⟨

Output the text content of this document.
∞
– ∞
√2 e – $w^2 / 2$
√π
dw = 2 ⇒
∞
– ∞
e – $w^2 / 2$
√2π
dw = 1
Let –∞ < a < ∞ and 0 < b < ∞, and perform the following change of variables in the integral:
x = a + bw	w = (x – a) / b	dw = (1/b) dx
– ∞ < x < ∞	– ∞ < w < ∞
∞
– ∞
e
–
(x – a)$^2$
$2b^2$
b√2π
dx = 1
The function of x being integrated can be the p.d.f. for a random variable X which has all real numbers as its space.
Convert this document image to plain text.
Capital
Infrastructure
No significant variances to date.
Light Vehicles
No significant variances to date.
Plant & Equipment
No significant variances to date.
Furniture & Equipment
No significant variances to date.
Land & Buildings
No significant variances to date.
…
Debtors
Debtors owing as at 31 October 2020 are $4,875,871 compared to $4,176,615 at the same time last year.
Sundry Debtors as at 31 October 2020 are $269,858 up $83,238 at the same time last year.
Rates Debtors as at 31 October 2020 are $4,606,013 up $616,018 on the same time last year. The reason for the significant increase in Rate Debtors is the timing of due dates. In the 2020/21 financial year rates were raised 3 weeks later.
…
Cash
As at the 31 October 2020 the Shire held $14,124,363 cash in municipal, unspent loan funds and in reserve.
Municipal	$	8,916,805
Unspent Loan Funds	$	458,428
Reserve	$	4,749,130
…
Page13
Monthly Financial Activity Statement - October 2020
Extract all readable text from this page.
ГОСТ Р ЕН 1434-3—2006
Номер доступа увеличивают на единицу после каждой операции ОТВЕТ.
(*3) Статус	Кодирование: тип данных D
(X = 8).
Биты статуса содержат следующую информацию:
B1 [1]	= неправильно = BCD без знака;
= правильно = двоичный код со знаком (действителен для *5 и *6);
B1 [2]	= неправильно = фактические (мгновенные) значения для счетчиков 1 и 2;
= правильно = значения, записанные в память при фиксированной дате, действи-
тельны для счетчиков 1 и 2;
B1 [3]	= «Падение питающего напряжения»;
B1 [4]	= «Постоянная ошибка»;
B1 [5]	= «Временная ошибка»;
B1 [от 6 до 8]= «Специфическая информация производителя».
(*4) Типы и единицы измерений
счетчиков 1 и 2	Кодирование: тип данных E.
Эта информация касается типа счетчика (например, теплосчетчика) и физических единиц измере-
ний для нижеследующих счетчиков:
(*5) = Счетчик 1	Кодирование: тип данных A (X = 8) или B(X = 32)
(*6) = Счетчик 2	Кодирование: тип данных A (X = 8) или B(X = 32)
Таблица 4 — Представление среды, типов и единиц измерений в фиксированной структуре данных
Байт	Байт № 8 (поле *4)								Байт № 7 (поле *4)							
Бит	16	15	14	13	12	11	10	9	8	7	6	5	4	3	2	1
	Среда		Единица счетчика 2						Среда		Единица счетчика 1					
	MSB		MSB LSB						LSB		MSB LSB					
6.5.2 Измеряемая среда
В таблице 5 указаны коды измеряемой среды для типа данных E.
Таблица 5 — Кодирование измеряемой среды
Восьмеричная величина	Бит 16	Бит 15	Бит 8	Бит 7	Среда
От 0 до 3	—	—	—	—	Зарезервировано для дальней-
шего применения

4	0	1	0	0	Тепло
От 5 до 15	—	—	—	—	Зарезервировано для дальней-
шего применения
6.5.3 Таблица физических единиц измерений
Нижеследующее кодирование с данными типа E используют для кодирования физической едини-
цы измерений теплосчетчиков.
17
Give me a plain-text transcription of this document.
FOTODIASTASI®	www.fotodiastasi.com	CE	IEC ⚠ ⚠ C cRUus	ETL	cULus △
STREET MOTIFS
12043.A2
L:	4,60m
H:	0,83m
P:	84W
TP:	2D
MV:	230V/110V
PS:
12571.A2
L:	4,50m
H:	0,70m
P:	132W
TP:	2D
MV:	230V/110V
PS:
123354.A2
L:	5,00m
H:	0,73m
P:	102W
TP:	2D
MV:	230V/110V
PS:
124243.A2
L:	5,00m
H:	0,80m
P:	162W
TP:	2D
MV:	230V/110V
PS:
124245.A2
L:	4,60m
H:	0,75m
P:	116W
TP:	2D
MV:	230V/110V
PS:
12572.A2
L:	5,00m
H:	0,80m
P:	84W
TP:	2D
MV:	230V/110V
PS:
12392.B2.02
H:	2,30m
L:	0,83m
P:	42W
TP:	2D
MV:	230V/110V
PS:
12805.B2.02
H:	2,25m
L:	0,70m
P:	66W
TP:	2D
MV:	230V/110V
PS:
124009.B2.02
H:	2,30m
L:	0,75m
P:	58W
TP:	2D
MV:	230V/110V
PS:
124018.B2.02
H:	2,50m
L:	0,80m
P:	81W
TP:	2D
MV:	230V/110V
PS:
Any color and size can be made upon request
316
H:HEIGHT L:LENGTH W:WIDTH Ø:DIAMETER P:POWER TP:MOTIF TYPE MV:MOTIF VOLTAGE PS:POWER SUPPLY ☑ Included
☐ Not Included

⟩

All lines above with "plain" in them should be returned.

The result >>
Convert this document image to plain text.
Give me a plain-text transcription of this document.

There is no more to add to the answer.